■ Exercise objective
Transcribe the full listing below exactly.
+ + +
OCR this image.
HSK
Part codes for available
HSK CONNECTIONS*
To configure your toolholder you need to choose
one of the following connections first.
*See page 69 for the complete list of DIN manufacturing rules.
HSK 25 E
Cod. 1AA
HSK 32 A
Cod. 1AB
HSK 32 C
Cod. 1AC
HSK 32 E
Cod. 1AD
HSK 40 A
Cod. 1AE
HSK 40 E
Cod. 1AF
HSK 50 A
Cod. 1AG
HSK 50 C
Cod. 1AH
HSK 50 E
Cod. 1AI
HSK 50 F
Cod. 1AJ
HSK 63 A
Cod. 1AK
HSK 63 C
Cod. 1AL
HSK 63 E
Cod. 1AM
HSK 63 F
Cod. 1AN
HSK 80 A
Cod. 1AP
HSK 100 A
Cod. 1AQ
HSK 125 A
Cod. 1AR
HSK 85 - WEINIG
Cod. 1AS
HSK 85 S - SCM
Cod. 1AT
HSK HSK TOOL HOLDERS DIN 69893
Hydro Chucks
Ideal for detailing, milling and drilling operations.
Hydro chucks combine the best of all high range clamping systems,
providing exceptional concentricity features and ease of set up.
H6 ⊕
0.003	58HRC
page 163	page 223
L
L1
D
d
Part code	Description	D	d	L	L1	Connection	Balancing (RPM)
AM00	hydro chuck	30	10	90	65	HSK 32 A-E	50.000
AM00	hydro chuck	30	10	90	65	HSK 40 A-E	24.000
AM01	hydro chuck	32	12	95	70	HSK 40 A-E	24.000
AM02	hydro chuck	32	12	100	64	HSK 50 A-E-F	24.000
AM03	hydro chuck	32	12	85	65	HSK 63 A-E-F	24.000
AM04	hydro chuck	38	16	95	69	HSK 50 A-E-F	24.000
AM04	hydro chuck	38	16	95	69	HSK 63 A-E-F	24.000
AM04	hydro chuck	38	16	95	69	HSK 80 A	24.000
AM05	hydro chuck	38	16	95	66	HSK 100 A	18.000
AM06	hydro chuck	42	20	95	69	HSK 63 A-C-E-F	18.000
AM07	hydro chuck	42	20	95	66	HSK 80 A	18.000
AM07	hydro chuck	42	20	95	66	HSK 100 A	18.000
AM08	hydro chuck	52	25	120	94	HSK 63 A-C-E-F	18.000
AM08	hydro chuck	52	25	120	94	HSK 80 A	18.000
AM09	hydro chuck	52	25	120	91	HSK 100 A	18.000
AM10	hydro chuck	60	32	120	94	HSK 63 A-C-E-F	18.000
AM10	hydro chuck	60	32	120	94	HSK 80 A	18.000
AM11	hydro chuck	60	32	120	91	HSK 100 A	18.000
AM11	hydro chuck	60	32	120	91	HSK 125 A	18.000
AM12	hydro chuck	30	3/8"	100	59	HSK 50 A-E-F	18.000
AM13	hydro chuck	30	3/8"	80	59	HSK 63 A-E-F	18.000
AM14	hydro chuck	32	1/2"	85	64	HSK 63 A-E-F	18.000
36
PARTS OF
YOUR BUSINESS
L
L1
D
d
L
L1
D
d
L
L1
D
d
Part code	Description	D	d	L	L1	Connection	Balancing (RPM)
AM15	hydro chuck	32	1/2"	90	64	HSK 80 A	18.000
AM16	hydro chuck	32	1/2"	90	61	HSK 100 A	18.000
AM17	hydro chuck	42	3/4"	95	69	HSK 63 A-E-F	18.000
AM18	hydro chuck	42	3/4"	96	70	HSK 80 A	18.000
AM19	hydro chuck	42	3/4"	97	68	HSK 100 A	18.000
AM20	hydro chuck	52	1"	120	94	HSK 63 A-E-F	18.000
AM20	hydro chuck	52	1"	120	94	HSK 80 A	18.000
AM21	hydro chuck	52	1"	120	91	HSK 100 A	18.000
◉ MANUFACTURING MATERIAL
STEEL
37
+ + +
■ Right answer
OCR this image.
HSK
Part codes for available
HSK CONNECTIONS*
To configure your toolholder you need to choose
one of the following connections first.
*See page 69 for the complete list of DIN manufacturing rules.
HSK 25 E
Cod. 1AA
HSK 32 A
Cod. 1AB
HSK 32 C
Cod. 1AC
HSK 32 E
Cod. 1AD
HSK 40 A
Cod. 1AE
HSK 40 E
Cod. 1AF
HSK 50 A
Cod. 1AG
HSK 50 C
Cod. 1AH
HSK 50 E
Cod. 1AI
HSK 50 F
Cod. 1AJ
HSK 63 A
Cod. 1AK
HSK 63 C
Cod. 1AL
HSK 63 E
Cod. 1AM
HSK 63 F
Cod. 1AN
HSK 80 A
Cod. 1AP
HSK 100 A
Cod. 1AQ
HSK 125 A
Cod. 1AR
HSK 85 - WEINIG
Cod. 1AS
HSK 85 S - SCM
Cod. 1AT
HSK HSK TOOL HOLDERS DIN 69893
Hydro Chucks
Ideal for detailing, milling and drilling operations.
Hydro chucks combine the best of all high range clamping systems,
providing exceptional concentricity features and ease of set up.
H6 ⊕
0.003	58HRC
page 163	page 223
L
L1
D
d
Part code	Description	D	d	L	L1	Connection	Balancing (RPM)
AM00	hydro chuck	30	10	90	65	HSK 32 A-E	50.000
AM00	hydro chuck	30	10	90	65	HSK 40 A-E	24.000
AM01	hydro chuck	32	12	95	70	HSK 40 A-E	24.000
AM02	hydro chuck	32	12	100	64	HSK 50 A-E-F	24.000
AM03	hydro chuck	32	12	85	65	HSK 63 A-E-F	24.000
AM04	hydro chuck	38	16	95	69	HSK 50 A-E-F	24.000
AM04	hydro chuck	38	16	95	69	HSK 63 A-E-F	24.000
AM04	hydro chuck	38	16	95	69	HSK 80 A	24.000
AM05	hydro chuck	38	16	95	66	HSK 100 A	18.000
AM06	hydro chuck	42	20	95	69	HSK 63 A-C-E-F	18.000
AM07	hydro chuck	42	20	95	66	HSK 80 A	18.000
AM07	hydro chuck	42	20	95	66	HSK 100 A	18.000
AM08	hydro chuck	52	25	120	94	HSK 63 A-C-E-F	18.000
AM08	hydro chuck	52	25	120	94	HSK 80 A	18.000
AM09	hydro chuck	52	25	120	91	HSK 100 A	18.000
AM10	hydro chuck	60	32	120	94	HSK 63 A-C-E-F	18.000
AM10	hydro chuck	60	32	120	94	HSK 80 A	18.000
AM11	hydro chuck	60	32	120	91	HSK 100 A	18.000
AM11	hydro chuck	60	32	120	91	HSK 125 A	18.000
AM12	hydro chuck	30	3/8"	100	59	HSK 50 A-E-F	18.000
AM13	hydro chuck	30	3/8"	80	59	HSK 63 A-E-F	18.000
AM14	hydro chuck	32	1/2"	85	64	HSK 63 A-E-F	18.000
36
PARTS OF
YOUR BUSINESS
L
L1
D
d
L
L1
D
d
L
L1
D
d
Part code	Description	D	d	L	L1	Connection	Balancing (RPM)
AM15	hydro chuck	32	1/2"	90	64	HSK 80 A	18.000
AM16	hydro chuck	32	1/2"	90	61	HSK 100 A	18.000
AM17	hydro chuck	42	3/4"	95	69	HSK 63 A-E-F	18.000
AM18	hydro chuck	42	3/4"	96	70	HSK 80 A	18.000
AM19	hydro chuck	42	3/4"	97	68	HSK 100 A	18.000
AM20	hydro chuck	52	1"	120	94	HSK 63 A-E-F	18.000
AM20	hydro chuck	52	1"	120	94	HSK 80 A	18.000
AM21	hydro chuck	52	1"	120	91	HSK 100 A	18.000
◉ MANUFACTURING MATERIAL
STEEL
37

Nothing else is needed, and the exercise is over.